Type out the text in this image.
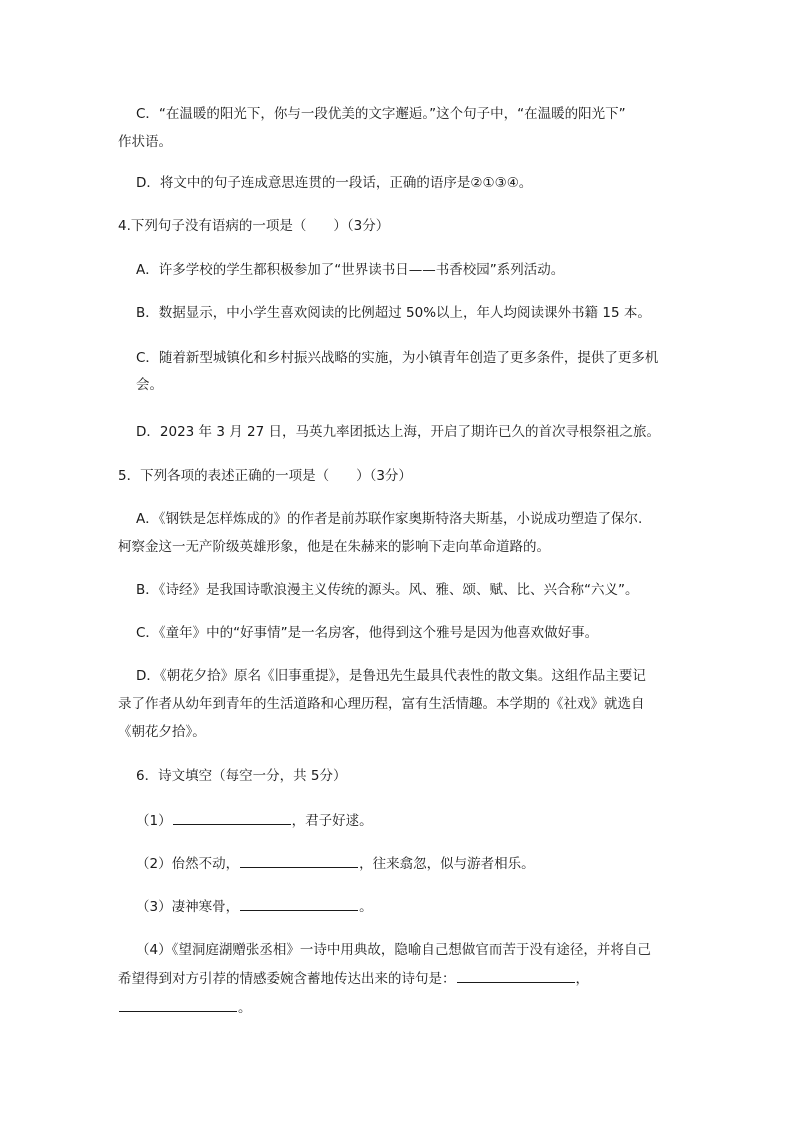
C．“在温暖的阳光下，你与一段优美的文字邂逅。”这个句子中，“在温暖的阳光下”
作状语。
D．将文中的句子连成意思连贯的一段话，正确的语序是②①③④。
4.下列句子没有语病的一项是（　　）（3分）
A．许多学校的学生都积极参加了“世界读书日——书香校园”系列活动。
B．数据显示，中小学生喜欢阅读的比例超过 50%以上，年人均阅读课外书籍 15 本。
C．随着新型城镇化和乡村振兴战略的实施，为小镇青年创造了更多条件，提供了更多机
会。
D．2023 年 3 月 27 日，马英九率团抵达上海，开启了期许已久的首次寻根祭祖之旅。
5．下列各项的表述正确的一项是（　　）（3分）
A．《钢铁是怎样炼成的》的作者是前苏联作家奥斯特洛夫斯基，小说成功塑造了保尔.
柯察金这一无产阶级英雄形象，他是在朱赫来的影响下走向革命道路的。
B．《诗经》是我国诗歌浪漫主义传统的源头。风、雅、颂、赋、比、兴合称“六义”。
C．《童年》中的“好事情”是一名房客，他得到这个雅号是因为他喜欢做好事。
D．《朝花夕拾》原名《旧事重提》，是鲁迅先生最具代表性的散文集。这组作品主要记
录了作者从幼年到青年的生活道路和心理历程，富有生活情趣。本学期的《社戏》就选自
《朝花夕拾》。
6．诗文填空（每空一分，共 5分）
（1）	，君子好逑。
（2）佁然不动，	，往来翕忽，似与游者相乐。
（3）凄神寒骨，	。
（4）《望洞庭湖赠张丞相》一诗中用典故，隐喻自己想做官而苦于没有途径，并将自己
希望得到对方引荐的情感委婉含蓄地传达出来的诗句是：	，
。
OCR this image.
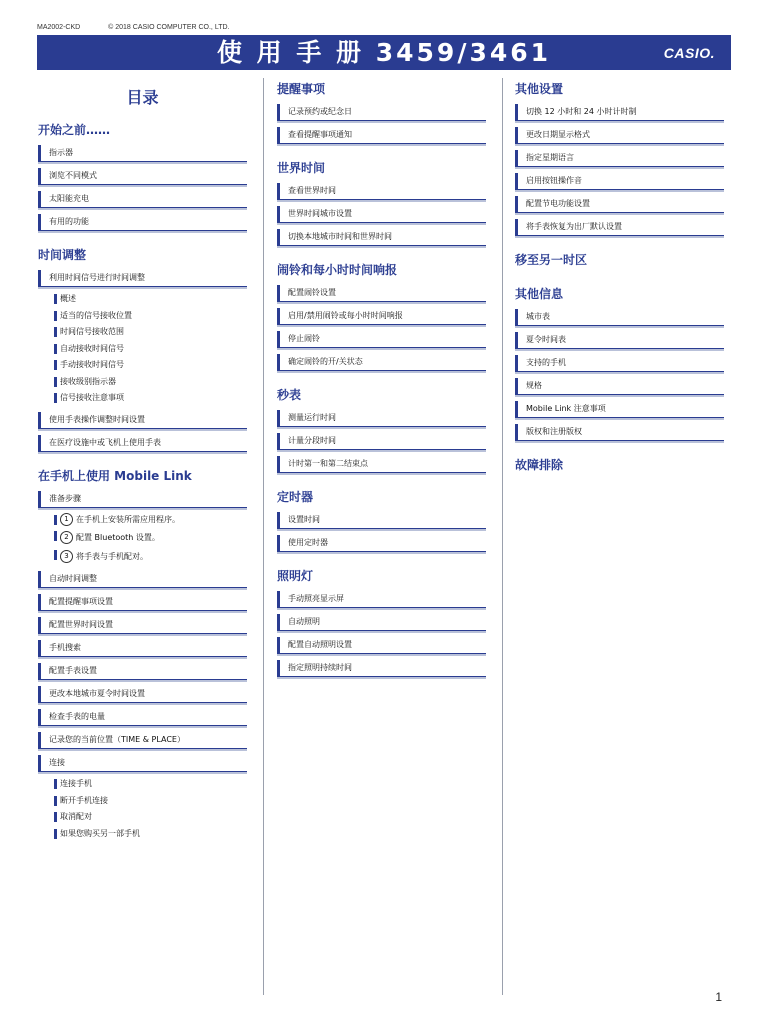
MA2002-CKD	© 2018 CASIO COMPUTER CO., LTD.
使 用 手 册 3459/3461	CASIO.
目录
开始之前……
指示器
浏览不同模式
太阳能充电
有用的功能
时间调整
利用时间信号进行时间调整
概述
适当的信号接收位置
时间信号接收范围
自动接收时间信号
手动接收时间信号
接收级别指示器
信号接收注意事项
使用手表操作调整时间设置
在医疗设施中或飞机上使用手表
在手机上使用 Mobile Link
准备步骤
1 在手机上安装所需应用程序。
2 配置 Bluetooth 设置。
3 将手表与手机配对。
自动时间调整
配置提醒事项设置
配置世界时间设置
手机搜索
配置手表设置
更改本地城市夏令时间设置
检查手表的电量
记录您的当前位置（TIME & PLACE）
连接
连接手机
断开手机连接
取消配对
如果您购买另一部手机
提醒事项
记录预约或纪念日
查看提醒事项通知
世界时间
查看世界时间
世界时间城市设置
切换本地城市时间和世界时间
闹铃和每小时时间响报
配置闹铃设置
启用/禁用闹铃或每小时时间响报
停止闹铃
确定闹铃的开/关状态
秒表
测量运行时间
计量分段时间
计时第一和第二结束点
定时器
设置时间
使用定时器
照明灯
手动照亮显示屏
自动照明
配置自动照明设置
指定照明持续时间
其他设置
切换 12 小时和 24 小时计时制
更改日期显示格式
指定星期语言
启用按钮操作音
配置节电功能设置
将手表恢复为出厂默认设置
移至另一时区
其他信息
城市表
夏令时间表
支持的手机
规格
Mobile Link 注意事项
版权和注册版权
故障排除
1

> **Aim**:
Quote all the lines above exactly as given. Do not include the pictures.

> **Full response**:
Type out the text in this image.
C．“在温暖的阳光下，你与一段优美的文字邂逅。”这个句子中，“在温暖的阳光下”
作状语。
D．将文中的句子连成意思连贯的一段话，正确的语序是②①③④。
4.下列句子没有语病的一项是（　　）（3分）
A．许多学校的学生都积极参加了“世界读书日——书香校园”系列活动。
B．数据显示，中小学生喜欢阅读的比例超过 50%以上，年人均阅读课外书籍 15 本。
C．随着新型城镇化和乡村振兴战略的实施，为小镇青年创造了更多条件，提供了更多机
会。
D．2023 年 3 月 27 日，马英九率团抵达上海，开启了期许已久的首次寻根祭祖之旅。
5．下列各项的表述正确的一项是（　　）（3分）
A．《钢铁是怎样炼成的》的作者是前苏联作家奥斯特洛夫斯基，小说成功塑造了保尔.
柯察金这一无产阶级英雄形象，他是在朱赫来的影响下走向革命道路的。
B．《诗经》是我国诗歌浪漫主义传统的源头。风、雅、颂、赋、比、兴合称“六义”。
C．《童年》中的“好事情”是一名房客，他得到这个雅号是因为他喜欢做好事。
D．《朝花夕拾》原名《旧事重提》，是鲁迅先生最具代表性的散文集。这组作品主要记
录了作者从幼年到青年的生活道路和心理历程，富有生活情趣。本学期的《社戏》就选自
《朝花夕拾》。
6．诗文填空（每空一分，共 5分）
（1）	，君子好逑。
（2）佁然不动，	，往来翕忽，似与游者相乐。
（3）凄神寒骨，	。
（4）《望洞庭湖赠张丞相》一诗中用典故，隐喻自己想做官而苦于没有途径，并将自己
希望得到对方引荐的情感委婉含蓄地传达出来的诗句是：	，
。
OCR this image.
MA2002-CKD	© 2018 CASIO COMPUTER CO., LTD.
使 用 手 册 3459/3461	CASIO.
目录
开始之前……
指示器
浏览不同模式
太阳能充电
有用的功能
时间调整
利用时间信号进行时间调整
概述
适当的信号接收位置
时间信号接收范围
自动接收时间信号
手动接收时间信号
接收级别指示器
信号接收注意事项
使用手表操作调整时间设置
在医疗设施中或飞机上使用手表
在手机上使用 Mobile Link
准备步骤
1 在手机上安装所需应用程序。
2 配置 Bluetooth 设置。
3 将手表与手机配对。
自动时间调整
配置提醒事项设置
配置世界时间设置
手机搜索
配置手表设置
更改本地城市夏令时间设置
检查手表的电量
记录您的当前位置（TIME & PLACE）
连接
连接手机
断开手机连接
取消配对
如果您购买另一部手机
提醒事项
记录预约或纪念日
查看提醒事项通知
世界时间
查看世界时间
世界时间城市设置
切换本地城市时间和世界时间
闹铃和每小时时间响报
配置闹铃设置
启用/禁用闹铃或每小时时间响报
停止闹铃
确定闹铃的开/关状态
秒表
测量运行时间
计量分段时间
计时第一和第二结束点
定时器
设置时间
使用定时器
照明灯
手动照亮显示屏
自动照明
配置自动照明设置
指定照明持续时间
其他设置
切换 12 小时和 24 小时计时制
更改日期显示格式
指定星期语言
启用按钮操作音
配置节电功能设置
将手表恢复为出厂默认设置
移至另一时区
其他信息
城市表
夏令时间表
支持的手机
规格
Mobile Link 注意事项
版权和注册版权
故障排除
1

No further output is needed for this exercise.